§ **Dataset records**:
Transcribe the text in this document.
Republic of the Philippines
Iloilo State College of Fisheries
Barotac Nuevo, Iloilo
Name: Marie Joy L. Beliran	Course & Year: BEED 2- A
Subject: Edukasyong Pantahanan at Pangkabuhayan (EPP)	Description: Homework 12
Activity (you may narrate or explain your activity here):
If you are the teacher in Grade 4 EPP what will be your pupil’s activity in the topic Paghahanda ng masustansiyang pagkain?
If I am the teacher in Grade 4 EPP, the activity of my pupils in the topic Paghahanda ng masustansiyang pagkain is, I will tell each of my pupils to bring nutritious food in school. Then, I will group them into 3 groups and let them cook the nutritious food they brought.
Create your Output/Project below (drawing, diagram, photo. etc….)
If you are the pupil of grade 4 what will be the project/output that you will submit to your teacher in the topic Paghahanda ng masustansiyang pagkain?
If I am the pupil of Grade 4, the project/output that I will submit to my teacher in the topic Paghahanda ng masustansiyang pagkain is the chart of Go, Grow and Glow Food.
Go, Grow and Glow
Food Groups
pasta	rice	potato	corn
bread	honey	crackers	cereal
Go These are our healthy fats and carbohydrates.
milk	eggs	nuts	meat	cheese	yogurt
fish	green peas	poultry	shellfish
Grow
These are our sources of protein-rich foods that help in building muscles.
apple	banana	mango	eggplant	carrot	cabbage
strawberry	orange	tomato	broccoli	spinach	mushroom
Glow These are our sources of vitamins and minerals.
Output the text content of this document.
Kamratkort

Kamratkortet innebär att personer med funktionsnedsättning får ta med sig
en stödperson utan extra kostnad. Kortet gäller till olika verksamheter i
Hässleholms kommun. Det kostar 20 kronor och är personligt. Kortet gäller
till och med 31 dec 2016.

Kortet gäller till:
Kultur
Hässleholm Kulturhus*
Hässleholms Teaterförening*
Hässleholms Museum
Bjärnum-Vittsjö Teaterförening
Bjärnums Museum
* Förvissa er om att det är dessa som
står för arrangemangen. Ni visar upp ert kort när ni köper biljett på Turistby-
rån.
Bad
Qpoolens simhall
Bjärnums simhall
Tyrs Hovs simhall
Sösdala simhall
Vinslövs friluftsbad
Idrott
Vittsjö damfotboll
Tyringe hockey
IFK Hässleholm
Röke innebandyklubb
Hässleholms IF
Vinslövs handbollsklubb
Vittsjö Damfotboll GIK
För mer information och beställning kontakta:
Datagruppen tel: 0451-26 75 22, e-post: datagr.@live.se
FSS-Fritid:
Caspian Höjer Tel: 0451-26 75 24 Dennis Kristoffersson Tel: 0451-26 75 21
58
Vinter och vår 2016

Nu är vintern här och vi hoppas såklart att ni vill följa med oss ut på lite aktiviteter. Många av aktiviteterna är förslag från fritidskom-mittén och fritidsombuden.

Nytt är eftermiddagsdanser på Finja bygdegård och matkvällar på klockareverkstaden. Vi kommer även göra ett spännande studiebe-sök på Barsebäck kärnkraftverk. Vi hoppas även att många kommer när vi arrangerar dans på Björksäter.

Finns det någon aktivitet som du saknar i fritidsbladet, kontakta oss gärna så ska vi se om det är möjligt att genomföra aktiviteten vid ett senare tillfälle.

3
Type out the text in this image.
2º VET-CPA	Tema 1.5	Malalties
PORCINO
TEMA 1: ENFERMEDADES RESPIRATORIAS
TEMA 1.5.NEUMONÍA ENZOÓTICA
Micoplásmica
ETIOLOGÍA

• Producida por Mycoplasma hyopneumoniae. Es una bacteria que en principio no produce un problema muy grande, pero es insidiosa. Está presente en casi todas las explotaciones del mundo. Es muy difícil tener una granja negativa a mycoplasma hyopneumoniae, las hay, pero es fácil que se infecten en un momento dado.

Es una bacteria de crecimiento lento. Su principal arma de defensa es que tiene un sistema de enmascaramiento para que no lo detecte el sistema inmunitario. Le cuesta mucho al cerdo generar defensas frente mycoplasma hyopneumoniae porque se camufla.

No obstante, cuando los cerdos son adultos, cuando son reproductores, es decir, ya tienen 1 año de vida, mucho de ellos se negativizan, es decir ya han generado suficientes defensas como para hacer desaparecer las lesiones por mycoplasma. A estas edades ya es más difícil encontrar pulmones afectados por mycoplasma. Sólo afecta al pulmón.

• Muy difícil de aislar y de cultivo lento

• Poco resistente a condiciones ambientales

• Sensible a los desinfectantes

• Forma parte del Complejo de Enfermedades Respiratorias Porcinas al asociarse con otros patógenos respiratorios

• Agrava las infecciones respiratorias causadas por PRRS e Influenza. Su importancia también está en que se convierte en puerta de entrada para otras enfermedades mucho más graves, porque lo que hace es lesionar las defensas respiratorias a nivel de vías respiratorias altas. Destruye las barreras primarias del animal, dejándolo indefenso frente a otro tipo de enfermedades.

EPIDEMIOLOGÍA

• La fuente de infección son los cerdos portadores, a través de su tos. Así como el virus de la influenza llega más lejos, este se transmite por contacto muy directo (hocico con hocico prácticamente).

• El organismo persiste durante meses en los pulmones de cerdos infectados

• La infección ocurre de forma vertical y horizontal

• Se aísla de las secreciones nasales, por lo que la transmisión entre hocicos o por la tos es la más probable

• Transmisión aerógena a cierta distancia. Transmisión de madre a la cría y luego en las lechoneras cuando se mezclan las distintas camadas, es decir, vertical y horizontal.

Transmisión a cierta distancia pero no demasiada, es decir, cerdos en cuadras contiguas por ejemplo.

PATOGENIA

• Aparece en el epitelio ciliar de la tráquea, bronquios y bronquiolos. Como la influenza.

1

§ **EXERCISE DETAILS**: Write out each line above containing "what".

§ **RESPONSE**:
If you are the teacher in Grade 4 EPP what will be your pupil’s activity in the topic Paghahanda ng masustansiyang pagkain?
If you are the pupil of grade 4 what will be the project/output that you will submit to your teacher in the topic Paghahanda ng masustansiyang pagkain?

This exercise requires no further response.